A block of data
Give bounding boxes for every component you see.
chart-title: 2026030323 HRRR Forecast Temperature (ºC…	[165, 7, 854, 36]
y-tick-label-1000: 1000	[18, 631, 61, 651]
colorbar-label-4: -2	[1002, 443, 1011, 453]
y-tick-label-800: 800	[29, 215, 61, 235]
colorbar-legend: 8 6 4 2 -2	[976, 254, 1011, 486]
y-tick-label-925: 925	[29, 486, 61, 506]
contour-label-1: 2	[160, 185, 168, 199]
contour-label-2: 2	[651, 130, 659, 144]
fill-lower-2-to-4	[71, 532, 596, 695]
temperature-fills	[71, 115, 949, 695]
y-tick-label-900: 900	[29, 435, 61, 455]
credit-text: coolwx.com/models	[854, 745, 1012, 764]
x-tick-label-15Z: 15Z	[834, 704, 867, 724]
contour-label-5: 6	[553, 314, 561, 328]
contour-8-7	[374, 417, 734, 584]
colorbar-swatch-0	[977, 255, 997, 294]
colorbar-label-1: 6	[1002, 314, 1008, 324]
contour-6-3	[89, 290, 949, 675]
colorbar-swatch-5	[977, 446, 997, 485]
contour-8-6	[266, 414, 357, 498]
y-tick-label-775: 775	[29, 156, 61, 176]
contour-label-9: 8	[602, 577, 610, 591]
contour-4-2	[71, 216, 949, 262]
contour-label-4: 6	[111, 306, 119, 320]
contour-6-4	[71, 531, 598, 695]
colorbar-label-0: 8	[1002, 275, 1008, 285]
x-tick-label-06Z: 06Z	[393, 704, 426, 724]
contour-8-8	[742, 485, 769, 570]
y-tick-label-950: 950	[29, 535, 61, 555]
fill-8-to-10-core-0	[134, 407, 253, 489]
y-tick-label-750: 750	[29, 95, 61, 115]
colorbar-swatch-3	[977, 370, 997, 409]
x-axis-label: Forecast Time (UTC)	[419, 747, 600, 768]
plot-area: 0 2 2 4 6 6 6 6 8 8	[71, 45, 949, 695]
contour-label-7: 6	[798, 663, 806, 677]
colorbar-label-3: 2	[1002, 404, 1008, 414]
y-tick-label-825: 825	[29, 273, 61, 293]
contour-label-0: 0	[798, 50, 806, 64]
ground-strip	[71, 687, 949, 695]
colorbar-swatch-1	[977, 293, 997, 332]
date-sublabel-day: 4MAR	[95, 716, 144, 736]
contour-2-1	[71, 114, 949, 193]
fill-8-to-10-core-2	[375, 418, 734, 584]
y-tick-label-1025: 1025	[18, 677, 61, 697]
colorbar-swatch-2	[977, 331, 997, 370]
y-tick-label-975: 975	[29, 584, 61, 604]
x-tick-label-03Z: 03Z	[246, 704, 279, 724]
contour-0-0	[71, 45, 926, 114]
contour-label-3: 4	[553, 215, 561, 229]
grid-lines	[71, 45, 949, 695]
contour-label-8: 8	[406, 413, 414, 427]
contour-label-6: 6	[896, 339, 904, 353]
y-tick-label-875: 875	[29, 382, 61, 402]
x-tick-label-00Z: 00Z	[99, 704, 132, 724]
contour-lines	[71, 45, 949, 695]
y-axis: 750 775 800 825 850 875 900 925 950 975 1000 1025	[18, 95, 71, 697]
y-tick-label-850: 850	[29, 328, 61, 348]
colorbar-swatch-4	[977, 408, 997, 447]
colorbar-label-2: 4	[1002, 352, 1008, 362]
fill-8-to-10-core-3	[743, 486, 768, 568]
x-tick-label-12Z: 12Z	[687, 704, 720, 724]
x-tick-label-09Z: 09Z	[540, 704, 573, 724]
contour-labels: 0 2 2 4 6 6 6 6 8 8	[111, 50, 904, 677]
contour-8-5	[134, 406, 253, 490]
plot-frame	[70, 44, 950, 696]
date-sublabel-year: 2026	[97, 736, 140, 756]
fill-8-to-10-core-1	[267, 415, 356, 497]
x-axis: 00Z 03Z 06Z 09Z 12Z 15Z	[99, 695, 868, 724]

- _Description of the task_
Reproduce every line of the block of data above without any changes.

- _Worked solution_
Give bounding boxes for every component you see.
chart-title: 2026030323 HRRR Forecast Temperature (ºC…	[165, 7, 854, 36]
y-tick-label-1000: 1000	[18, 631, 61, 651]
colorbar-label-4: -2	[1002, 443, 1011, 453]
y-tick-label-800: 800	[29, 215, 61, 235]
colorbar-legend: 8 6 4 2 -2	[976, 254, 1011, 486]
y-tick-label-925: 925	[29, 486, 61, 506]
contour-label-1: 2	[160, 185, 168, 199]
contour-label-2: 2	[651, 130, 659, 144]
fill-lower-2-to-4	[71, 532, 596, 695]
temperature-fills	[71, 115, 949, 695]
y-tick-label-900: 900	[29, 435, 61, 455]
credit-text: coolwx.com/models	[854, 745, 1012, 764]
x-tick-label-15Z: 15Z	[834, 704, 867, 724]
contour-label-5: 6	[553, 314, 561, 328]
contour-8-7	[374, 417, 734, 584]
colorbar-swatch-0	[977, 255, 997, 294]
colorbar-label-1: 6	[1002, 314, 1008, 324]
contour-6-3	[89, 290, 949, 675]
colorbar-swatch-5	[977, 446, 997, 485]
contour-8-6	[266, 414, 357, 498]
y-tick-label-775: 775	[29, 156, 61, 176]
contour-label-9: 8	[602, 577, 610, 591]
contour-4-2	[71, 216, 949, 262]
contour-label-4: 6	[111, 306, 119, 320]
contour-6-4	[71, 531, 598, 695]
colorbar-label-0: 8	[1002, 275, 1008, 285]
x-tick-label-06Z: 06Z	[393, 704, 426, 724]
contour-8-8	[742, 485, 769, 570]
y-tick-label-950: 950	[29, 535, 61, 555]
fill-8-to-10-core-0	[134, 407, 253, 489]
y-tick-label-750: 750	[29, 95, 61, 115]
colorbar-swatch-3	[977, 370, 997, 409]
x-axis-label: Forecast Time (UTC)	[419, 747, 600, 768]
plot-area: 0 2 2 4 6 6 6 6 8 8	[71, 45, 949, 695]
contour-label-7: 6	[798, 663, 806, 677]
colorbar-label-3: 2	[1002, 404, 1008, 414]
y-tick-label-825: 825	[29, 273, 61, 293]
contour-label-0: 0	[798, 50, 806, 64]
ground-strip	[71, 687, 949, 695]
colorbar-swatch-1	[977, 293, 997, 332]
date-sublabel-day: 4MAR	[95, 716, 144, 736]
contour-2-1	[71, 114, 949, 193]
fill-8-to-10-core-2	[375, 418, 734, 584]
y-tick-label-1025: 1025	[18, 677, 61, 697]
colorbar-swatch-2	[977, 331, 997, 370]
y-tick-label-975: 975	[29, 584, 61, 604]
x-tick-label-03Z: 03Z	[246, 704, 279, 724]
contour-0-0	[71, 45, 926, 114]
contour-label-3: 4	[553, 215, 561, 229]
grid-lines	[71, 45, 949, 695]
contour-label-8: 8	[406, 413, 414, 427]
contour-label-6: 6	[896, 339, 904, 353]
y-tick-label-875: 875	[29, 382, 61, 402]
x-tick-label-00Z: 00Z	[99, 704, 132, 724]
contour-lines	[71, 45, 949, 695]
y-axis: 750 775 800 825 850 875 900 925 950 975 1000 1025	[18, 95, 71, 697]
y-tick-label-850: 850	[29, 328, 61, 348]
colorbar-swatch-4	[977, 408, 997, 447]
colorbar-label-2: 4	[1002, 352, 1008, 362]
fill-8-to-10-core-3	[743, 486, 768, 568]
x-tick-label-12Z: 12Z	[687, 704, 720, 724]
x-tick-label-09Z: 09Z	[540, 704, 573, 724]
contour-labels: 0 2 2 4 6 6 6 6 8 8	[111, 50, 904, 677]
contour-8-5	[134, 406, 253, 490]
plot-frame	[70, 44, 950, 696]
date-sublabel-year: 2026	[97, 736, 140, 756]
fill-8-to-10-core-1	[267, 415, 356, 497]
x-axis: 00Z 03Z 06Z 09Z 12Z 15Z	[99, 695, 868, 724]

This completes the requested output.